Goal: Output every line below without omitting or altering anything.
----------
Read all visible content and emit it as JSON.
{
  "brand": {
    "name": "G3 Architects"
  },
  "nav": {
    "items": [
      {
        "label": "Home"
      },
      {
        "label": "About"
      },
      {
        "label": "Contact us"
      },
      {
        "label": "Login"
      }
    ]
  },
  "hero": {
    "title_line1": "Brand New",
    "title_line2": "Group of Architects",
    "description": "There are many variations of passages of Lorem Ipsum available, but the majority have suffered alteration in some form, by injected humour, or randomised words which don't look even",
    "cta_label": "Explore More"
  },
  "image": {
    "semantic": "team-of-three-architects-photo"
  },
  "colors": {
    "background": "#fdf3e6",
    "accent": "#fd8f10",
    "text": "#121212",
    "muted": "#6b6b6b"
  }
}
----------
Output for this exercise:
Read all visible content and emit it as JSON.
{
  "brand": {
    "name": "G3 Architects"
  },
  "nav": {
    "items": [
      {
        "label": "Home"
      },
      {
        "label": "About"
      },
      {
        "label": "Contact us"
      },
      {
        "label": "Login"
      }
    ]
  },
  "hero": {
    "title_line1": "Brand New",
    "title_line2": "Group of Architects",
    "description": "There are many variations of passages of Lorem Ipsum available, but the majority have suffered alteration in some form, by injected humour, or randomised words which don't look even",
    "cta_label": "Explore More"
  },
  "image": {
    "semantic": "team-of-three-architects-photo"
  },
  "colors": {
    "background": "#fdf3e6",
    "accent": "#fd8f10",
    "text": "#121212",
    "muted": "#6b6b6b"
  }
}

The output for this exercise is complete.